▶ **Exercise aim**: Pick out each line containing the string "distancia".

◇ ◇ ◇ ◇

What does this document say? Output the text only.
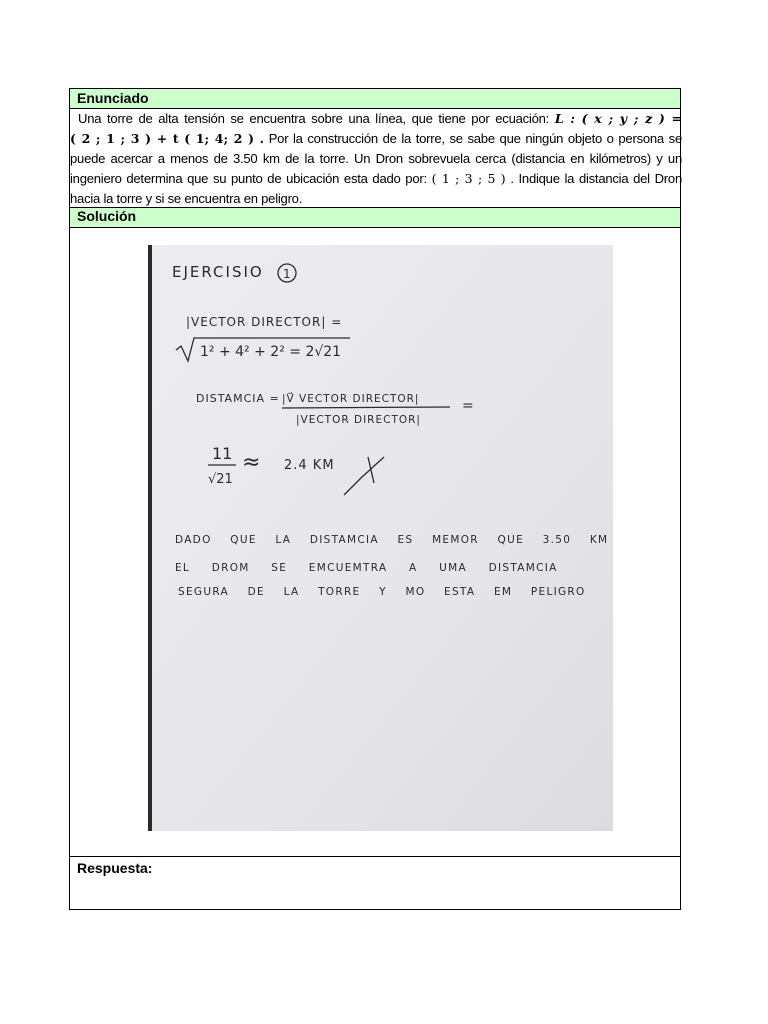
Enunciado
Una torre de alta tensión se encuentra sobre una línea, que tiene por ecuación: L : ( x ; y ; z ) =
( 2 ; 1 ; 3 ) + t ( 1; 4; 2 ) . Por la construcción de la torre, se sabe que ningún objeto o persona se
puede acercar a menos de 3.50 km de la torre. Un Dron sobrevuela cerca (distancia en kilómetros) y un
ingeniero determina que su punto de ubicación esta dado por: ( 1 ; 3 ; 5 ) . Indique la distancia del Dron
hacia la torre y si se encuentra en peligro.
Solución
EJERCISIO 1
|VECTOR DIRECTOR| =
1² + 4² + 2² = 2√21
DISTAMCIA = |V⃗ VECTOR DIRECTOR|
|VECTOR DIRECTOR|
=
11
√21
≈ 2.4 KM
DADO QUE LA DISTAMCIA ES MEMOR QUE 3.50 KM
EL DROM SE EMCUEMTRA A UMA DISTAMCIA
SEGURA DE LA TORRE Y MO ESTA EM PELIGRO
Respuesta:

◇ ◇ ◇ ◇

▶ **Task result**:
puede acercar a menos de 3.50 km de la torre. Un Dron sobrevuela cerca (distancia en kilómetros) y un
ingeniero determina que su punto de ubicación esta dado por: ( 1 ; 3 ; 5 ) . Indique la distancia del Dron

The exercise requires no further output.